> **Provided entries**
------------------------------
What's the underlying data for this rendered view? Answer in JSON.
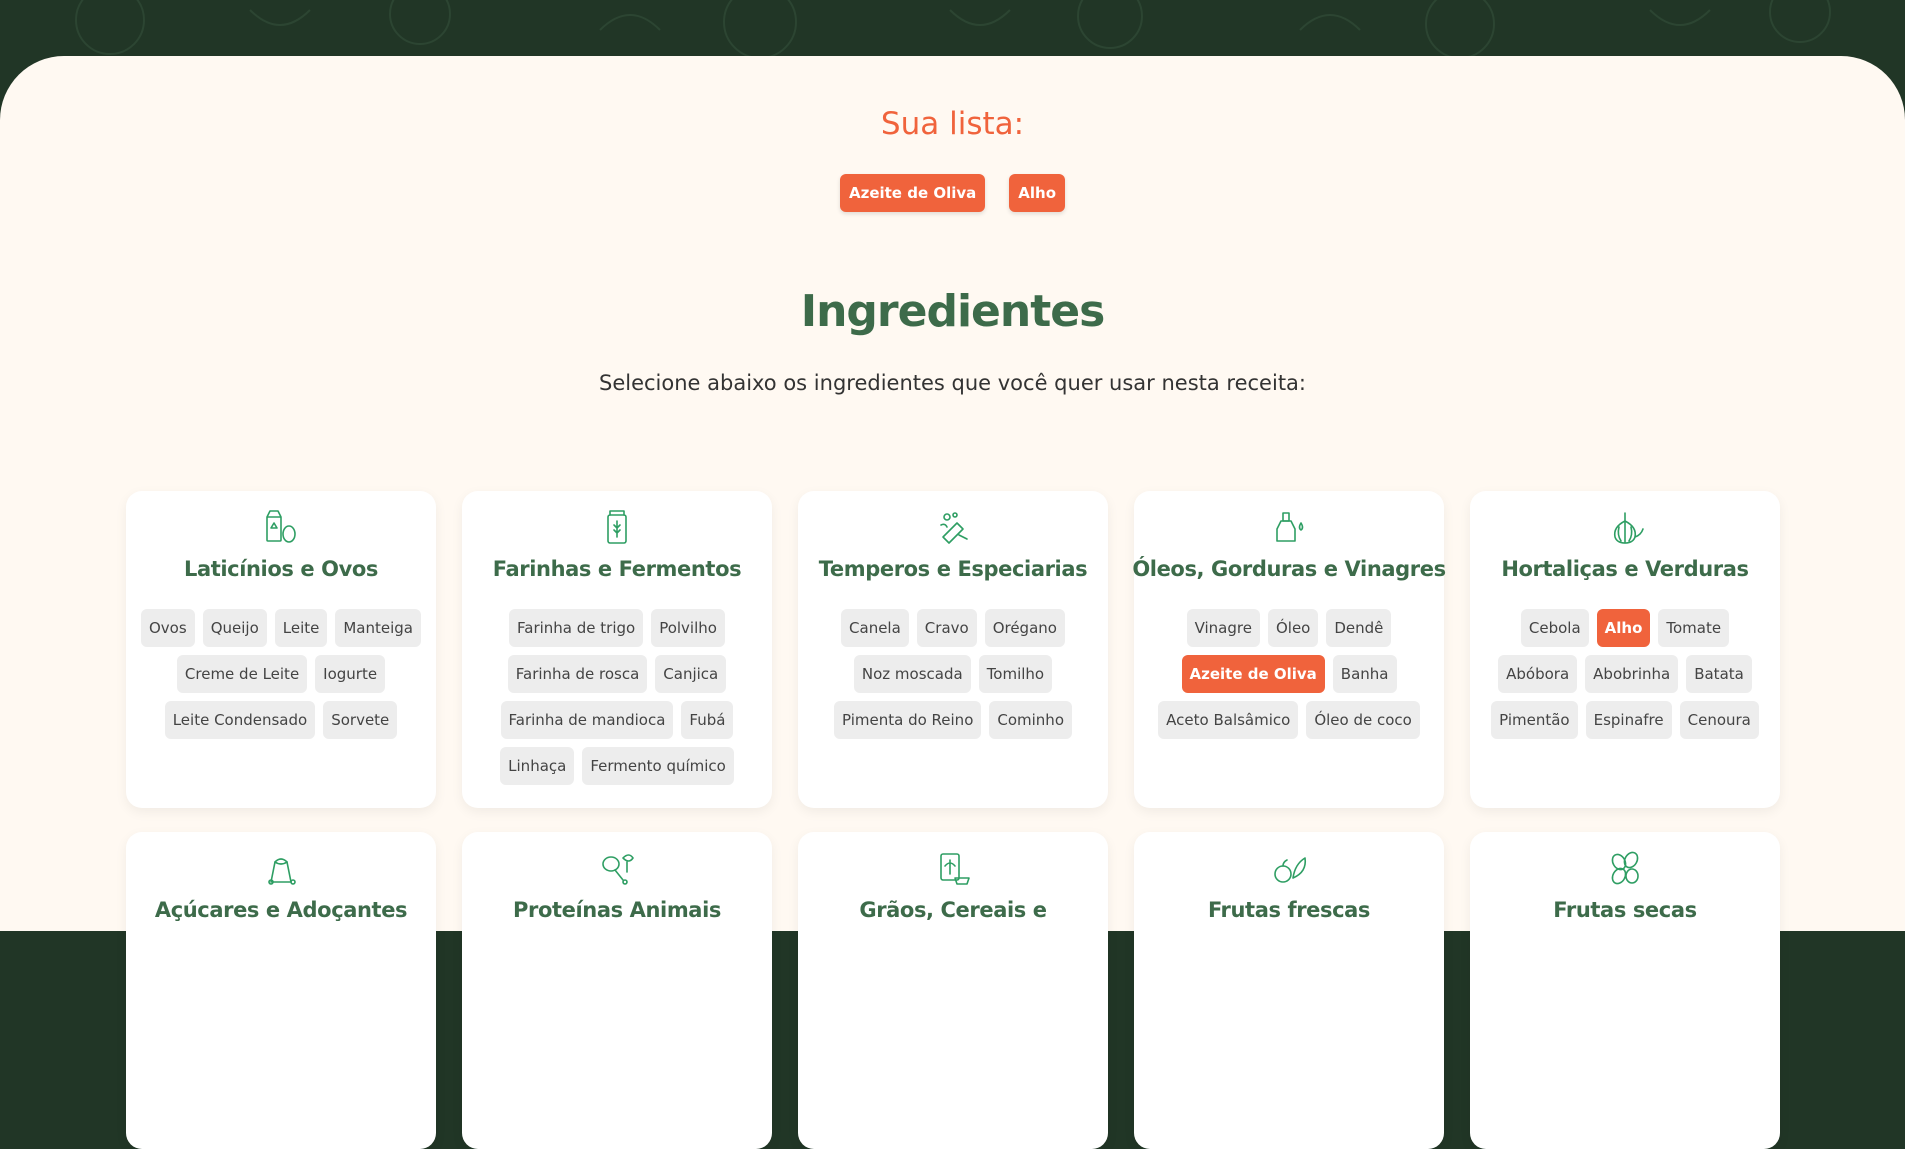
{
  "colors": {
    "accent": "#F0633C",
    "primary_green": "#3D6B4A",
    "header_dark": "#213626",
    "page_bg": "#FFF9F2",
    "tag_bg": "#EDEDED"
  },
  "list": {
    "title": "Sua lista:",
    "items": [
      "Azeite de Oliva",
      "Alho"
    ]
  },
  "ingredients": {
    "title": "Ingredientes",
    "subtitle": "Selecione abaixo os ingredientes que você quer usar nesta receita:"
  },
  "categories": [
    {
      "name": "Laticínios e Ovos",
      "icon": "milk-egg-icon",
      "items": [
        "Ovos",
        "Queijo",
        "Leite",
        "Manteiga",
        "Creme de Leite",
        "Iogurte",
        "Leite Condensado",
        "Sorvete"
      ],
      "selected": []
    },
    {
      "name": "Farinhas e Fermentos",
      "icon": "flour-jar-icon",
      "items": [
        "Farinha de trigo",
        "Polvilho",
        "Farinha de rosca",
        "Canjica",
        "Farinha de mandioca",
        "Fubá",
        "Linhaça",
        "Fermento químico"
      ],
      "selected": []
    },
    {
      "name": "Temperos e Especiarias",
      "icon": "spices-icon",
      "items": [
        "Canela",
        "Cravo",
        "Orégano",
        "Noz moscada",
        "Tomilho",
        "Pimenta do Reino",
        "Cominho"
      ],
      "selected": []
    },
    {
      "name": "Óleos, Gorduras e Vinagres",
      "icon": "oil-bottle-icon",
      "items": [
        "Vinagre",
        "Óleo",
        "Dendê",
        "Azeite de Oliva",
        "Banha",
        "Aceto Balsâmico",
        "Óleo de coco"
      ],
      "selected": [
        "Azeite de Oliva"
      ]
    },
    {
      "name": "Hortaliças e Verduras",
      "icon": "garlic-icon",
      "items": [
        "Cebola",
        "Alho",
        "Tomate",
        "Abóbora",
        "Abobrinha",
        "Batata",
        "Pimentão",
        "Espinafre",
        "Cenoura"
      ],
      "selected": [
        "Alho"
      ]
    },
    {
      "name": "Açúcares e Adoçantes",
      "icon": "sugar-bag-icon",
      "items": [],
      "selected": []
    },
    {
      "name": "Proteínas Animais",
      "icon": "meat-icon",
      "items": [],
      "selected": []
    },
    {
      "name": "Grãos, Cereais e",
      "icon": "grain-box-icon",
      "items": [],
      "selected": []
    },
    {
      "name": "Frutas frescas",
      "icon": "fresh-fruit-icon",
      "items": [],
      "selected": []
    },
    {
      "name": "Frutas secas",
      "icon": "dried-fruit-icon",
      "items": [],
      "selected": []
    }
  ]
}
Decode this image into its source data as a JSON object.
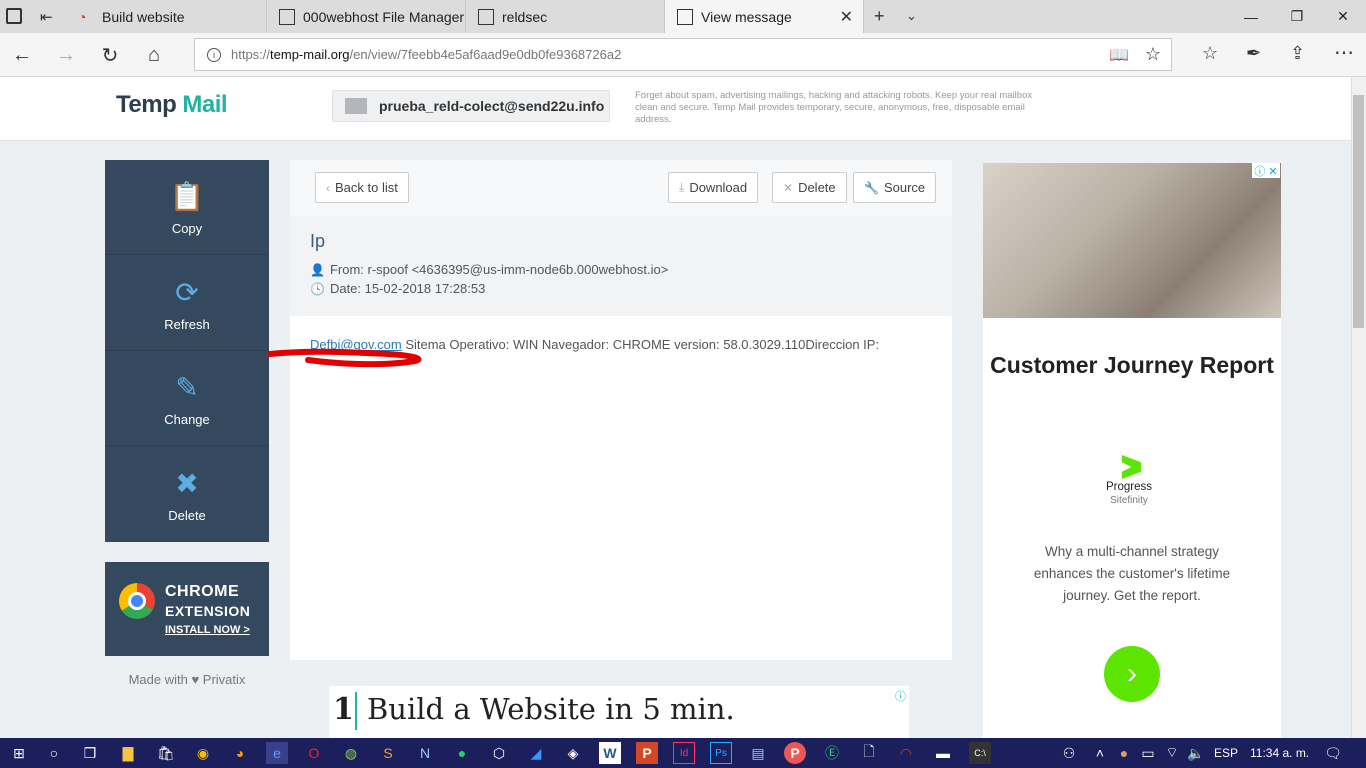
{
  "browser": {
    "tabs": [
      {
        "label": "Build website"
      },
      {
        "label": "000webhost File Manager"
      },
      {
        "label": "reldsec"
      },
      {
        "label": "View message"
      }
    ],
    "url_prefix": "https://",
    "url_domain": "temp-mail.org",
    "url_path": "/en/view/7feebb4e5af6aad9e0db0fe9368726a2"
  },
  "header": {
    "logo_a": "Temp",
    "logo_b": "Mail",
    "email": "prueba_reld-colect@send22u.info",
    "description": "Forget about spam, advertising mailings, hacking and attacking robots. Keep your real mailbox clean and secure. Temp Mail provides temporary, secure, anonymous, free, disposable email address."
  },
  "sidebar": {
    "items": [
      {
        "label": "Copy",
        "icon": "clipboard-icon"
      },
      {
        "label": "Refresh",
        "icon": "refresh-icon"
      },
      {
        "label": "Change",
        "icon": "edit-icon"
      },
      {
        "label": "Delete",
        "icon": "close-icon"
      }
    ],
    "chrome_title1": "CHROME",
    "chrome_title2": "EXTENSION",
    "chrome_cta": "INSTALL NOW >",
    "made_with": "Made with ♥ Privatix"
  },
  "message": {
    "back_label": "Back to list",
    "download_label": "Download",
    "delete_label": "Delete",
    "source_label": "Source",
    "subject": "Ip",
    "from": "From: r-spoof <4636395@us-imm-node6b.000webhost.io>",
    "date": "Date: 15-02-2018 17:28:53",
    "body_link": "Defbi@gov.com",
    "body_text": " Sitema Operativo: WIN Navegador: CHROME version: 58.0.3029.110Direccion IP:"
  },
  "ad": {
    "title": "Customer Journey Report",
    "brand": "Progress",
    "brand_sub": "Sitefinity",
    "text": "Why a multi-channel strategy enhances the customer's lifetime journey. Get the report.",
    "banner_num": "1",
    "banner_text": "Build a Website in 5 min."
  },
  "taskbar": {
    "lang": "ESP",
    "time": "11:34 a. m."
  }
}
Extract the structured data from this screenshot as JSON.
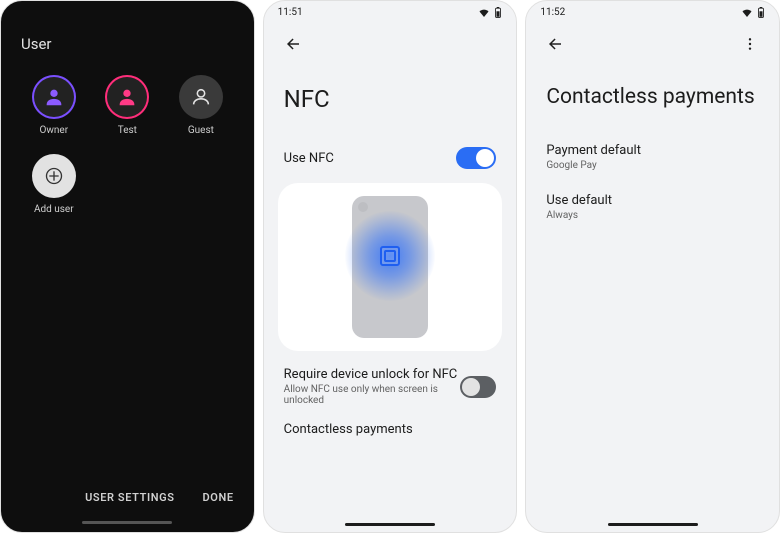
{
  "screen1": {
    "header": "User",
    "users": [
      {
        "label": "Owner"
      },
      {
        "label": "Test"
      },
      {
        "label": "Guest"
      },
      {
        "label": "Add user"
      }
    ],
    "footer_settings": "USER SETTINGS",
    "footer_done": "DONE"
  },
  "screen2": {
    "time": "11:51",
    "title": "NFC",
    "use_nfc": "Use NFC",
    "require_unlock_title": "Require device unlock for NFC",
    "require_unlock_sub": "Allow NFC use only when screen is unlocked",
    "contactless": "Contactless payments"
  },
  "screen3": {
    "time": "11:52",
    "title": "Contactless payments",
    "payment_default_label": "Payment default",
    "payment_default_value": "Google Pay",
    "use_default_label": "Use default",
    "use_default_value": "Always"
  }
}
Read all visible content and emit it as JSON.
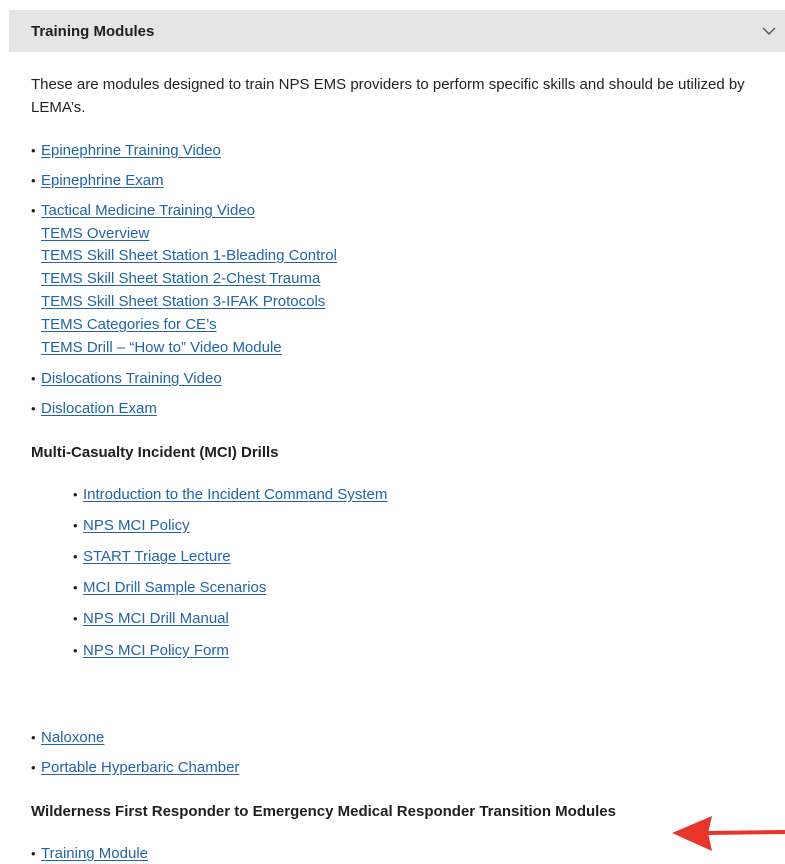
{
  "accordion": {
    "title": "Training Modules",
    "chevron_icon": "chevron-down-icon"
  },
  "intro_text": "These are modules designed to train NPS EMS providers to perform specific skills and should be utilized by LEMA’s.",
  "list1": {
    "epinephrine_video": "Epinephrine Training Video",
    "epinephrine_exam": "Epinephrine Exam",
    "tactical_medicine_video": "Tactical Medicine Training Video",
    "tems_links": [
      "TEMS Overview",
      "TEMS Skill Sheet Station 1-Bleading Control",
      "TEMS Skill Sheet Station 2-Chest Trauma",
      "TEMS Skill Sheet Station 3-IFAK Protocols",
      "TEMS Categories for CE’s",
      "TEMS Drill – “How to” Video Module"
    ],
    "dislocations_video": "Dislocations Training Video",
    "dislocation_exam": "Dislocation Exam"
  },
  "mci": {
    "heading": "Multi-Casualty Incident (MCI) Drills",
    "items": [
      "Introduction to the Incident Command System",
      "NPS MCI Policy",
      "START Triage Lecture",
      "MCI Drill Sample Scenarios",
      "NPS MCI Drill Manual",
      "NPS MCI Policy Form"
    ]
  },
  "list2": {
    "naloxone": "Naloxone",
    "hyperbaric": "Portable Hyperbaric Chamber"
  },
  "wfr": {
    "heading": "Wilderness First Responder to Emergency Medical Responder Transition Modules",
    "training_module": "Training Module"
  },
  "colors": {
    "link": "#2264a8",
    "header_bg": "#e5e5e5",
    "arrow": "#e8352a"
  }
}
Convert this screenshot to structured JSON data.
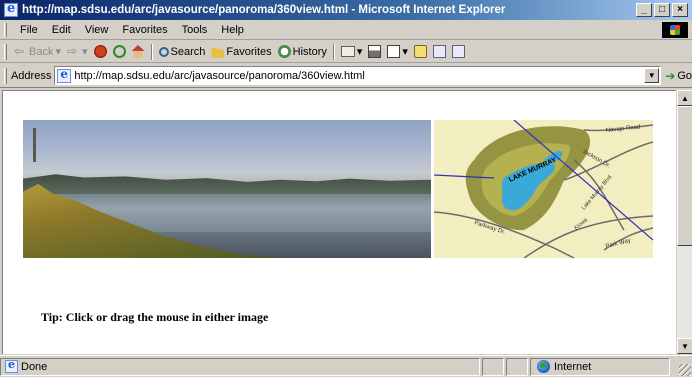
------------------------------
> **Set problem**
Write out every entry again word for word, without any of the pictures.

> **The solution**
What's the underlying data for this rendered view? Answer in JSON.
{
  "colors": {
    "accent": "#F0633C",
    "primary_green": "#3D6B4A",
    "header_dark": "#213626",
    "page_bg": "#FFF9F2",
    "tag_bg": "#EDEDED"
  },
  "list": {
    "title": "Sua lista:",
    "items": [
      "Azeite de Oliva",
      "Alho"
    ]
  },
  "ingredients": {
    "title": "Ingredientes",
    "subtitle": "Selecione abaixo os ingredientes que você quer usar nesta receita:"
  },
  "categories": [
    {
      "name": "Laticínios e Ovos",
      "icon": "milk-egg-icon",
      "items": [
        "Ovos",
        "Queijo",
        "Leite",
        "Manteiga",
        "Creme de Leite",
        "Iogurte",
        "Leite Condensado",
        "Sorvete"
      ],
      "selected": []
    },
    {
      "name": "Farinhas e Fermentos",
      "icon": "flour-jar-icon",
      "items": [
        "Farinha de trigo",
        "Polvilho",
        "Farinha de rosca",
        "Canjica",
        "Farinha de mandioca",
        "Fubá",
        "Linhaça",
        "Fermento químico"
      ],
      "selected": []
    },
    {
      "name": "Temperos e Especiarias",
      "icon": "spices-icon",
      "items": [
        "Canela",
        "Cravo",
        "Orégano",
        "Noz moscada",
        "Tomilho",
        "Pimenta do Reino",
        "Cominho"
      ],
      "selected": []
    },
    {
      "name": "Óleos, Gorduras e Vinagres",
      "icon": "oil-bottle-icon",
      "items": [
        "Vinagre",
        "Óleo",
        "Dendê",
        "Azeite de Oliva",
        "Banha",
        "Aceto Balsâmico",
        "Óleo de coco"
      ],
      "selected": [
        "Azeite de Oliva"
      ]
    },
    {
      "name": "Hortaliças e Verduras",
      "icon": "garlic-icon",
      "items": [
        "Cebola",
        "Alho",
        "Tomate",
        "Abóbora",
        "Abobrinha",
        "Batata",
        "Pimentão",
        "Espinafre",
        "Cenoura"
      ],
      "selected": [
        "Alho"
      ]
    },
    {
      "name": "Açúcares e Adoçantes",
      "icon": "sugar-bag-icon",
      "items": [],
      "selected": []
    },
    {
      "name": "Proteínas Animais",
      "icon": "meat-icon",
      "items": [],
      "selected": []
    },
    {
      "name": "Grãos, Cereais e",
      "icon": "grain-box-icon",
      "items": [],
      "selected": []
    },
    {
      "name": "Frutas frescas",
      "icon": "fresh-fruit-icon",
      "items": [],
      "selected": []
    },
    {
      "name": "Frutas secas",
      "icon": "dried-fruit-icon",
      "items": [],
      "selected": []
    }
  ]
}
Decode this image into its source data as a JSON object.
{
  "browser": {
    "tabs": [
      {
        "label": "Build website"
      },
      {
        "label": "000webhost File Manager"
      },
      {
        "label": "reldsec"
      },
      {
        "label": "View message"
      }
    ],
    "url_prefix": "https://",
    "url_domain": "temp-mail.org",
    "url_path": "/en/view/7feebb4e5af6aad9e0db0fe9368726a2"
  },
  "header": {
    "logo_a": "Temp",
    "logo_b": "Mail",
    "email": "prueba_reld-colect@send22u.info",
    "description": "Forget about spam, advertising mailings, hacking and attacking robots. Keep your real mailbox clean and secure. Temp Mail provides temporary, secure, anonymous, free, disposable email address."
  },
  "sidebar": {
    "items": [
      {
        "label": "Copy",
        "icon": "clipboard-icon"
      },
      {
        "label": "Refresh",
        "icon": "refresh-icon"
      },
      {
        "label": "Change",
        "icon": "edit-icon"
      },
      {
        "label": "Delete",
        "icon": "close-icon"
      }
    ],
    "chrome_title1": "CHROME",
    "chrome_title2": "EXTENSION",
    "chrome_cta": "INSTALL NOW >",
    "made_with": "Made with ♥ Privatix"
  },
  "message": {
    "back_label": "Back to list",
    "download_label": "Download",
    "delete_label": "Delete",
    "source_label": "Source",
    "subject": "Ip",
    "from": "From: r-spoof <4636395@us-imm-node6b.000webhost.io>",
    "date": "Date: 15-02-2018 17:28:53",
    "body_link": "Defbi@gov.com",
    "body_text": " Sitema Operativo: WIN Navegador: CHROME version: 58.0.3029.110Direccion IP:"
  },
  "ad": {
    "title": "Customer Journey Report",
    "brand": "Progress",
    "brand_sub": "Sitefinity",
    "text": "Why a multi-channel strategy enhances the customer's lifetime journey. Get the report.",
    "banner_num": "1",
    "banner_text": "Build a Website in 5 min."
  },
  "taskbar": {
    "lang": "ESP",
    "time": "11:34 a. m."
  }
}
Extract the structured data from this screenshot as JSON.
{
  "screen1": {
    "header": "User",
    "users": [
      {
        "label": "Owner"
      },
      {
        "label": "Test"
      },
      {
        "label": "Guest"
      },
      {
        "label": "Add user"
      }
    ],
    "footer_settings": "USER SETTINGS",
    "footer_done": "DONE"
  },
  "screen2": {
    "time": "11:51",
    "title": "NFC",
    "use_nfc": "Use NFC",
    "require_unlock_title": "Require device unlock for NFC",
    "require_unlock_sub": "Allow NFC use only when screen is unlocked",
    "contactless": "Contactless payments"
  },
  "screen3": {
    "time": "11:52",
    "title": "Contactless payments",
    "payment_default_label": "Payment default",
    "payment_default_value": "Google Pay",
    "use_default_label": "Use default",
    "use_default_value": "Always"
  }
}
Read all visible content and emit it as JSON.
{
  "accordion": {
    "title": "Training Modules",
    "chevron_icon": "chevron-down-icon"
  },
  "intro_text": "These are modules designed to train NPS EMS providers to perform specific skills and should be utilized by LEMA’s.",
  "list1": {
    "epinephrine_video": "Epinephrine Training Video",
    "epinephrine_exam": "Epinephrine Exam",
    "tactical_medicine_video": "Tactical Medicine Training Video",
    "tems_links": [
      "TEMS Overview",
      "TEMS Skill Sheet Station 1-Bleading Control",
      "TEMS Skill Sheet Station 2-Chest Trauma",
      "TEMS Skill Sheet Station 3-IFAK Protocols",
      "TEMS Categories for CE’s",
      "TEMS Drill – “How to” Video Module"
    ],
    "dislocations_video": "Dislocations Training Video",
    "dislocation_exam": "Dislocation Exam"
  },
  "mci": {
    "heading": "Multi-Casualty Incident (MCI) Drills",
    "items": [
      "Introduction to the Incident Command System",
      "NPS MCI Policy",
      "START Triage Lecture",
      "MCI Drill Sample Scenarios",
      "NPS MCI Drill Manual",
      "NPS MCI Policy Form"
    ]
  },
  "list2": {
    "naloxone": "Naloxone",
    "hyperbaric": "Portable Hyperbaric Chamber"
  },
  "wfr": {
    "heading": "Wilderness First Responder to Emergency Medical Responder Transition Modules",
    "training_module": "Training Module"
  },
  "colors": {
    "link": "#2264a8",
    "header_bg": "#e5e5e5",
    "arrow": "#e8352a"
  }
}
Convert this screenshot to structured JSON data.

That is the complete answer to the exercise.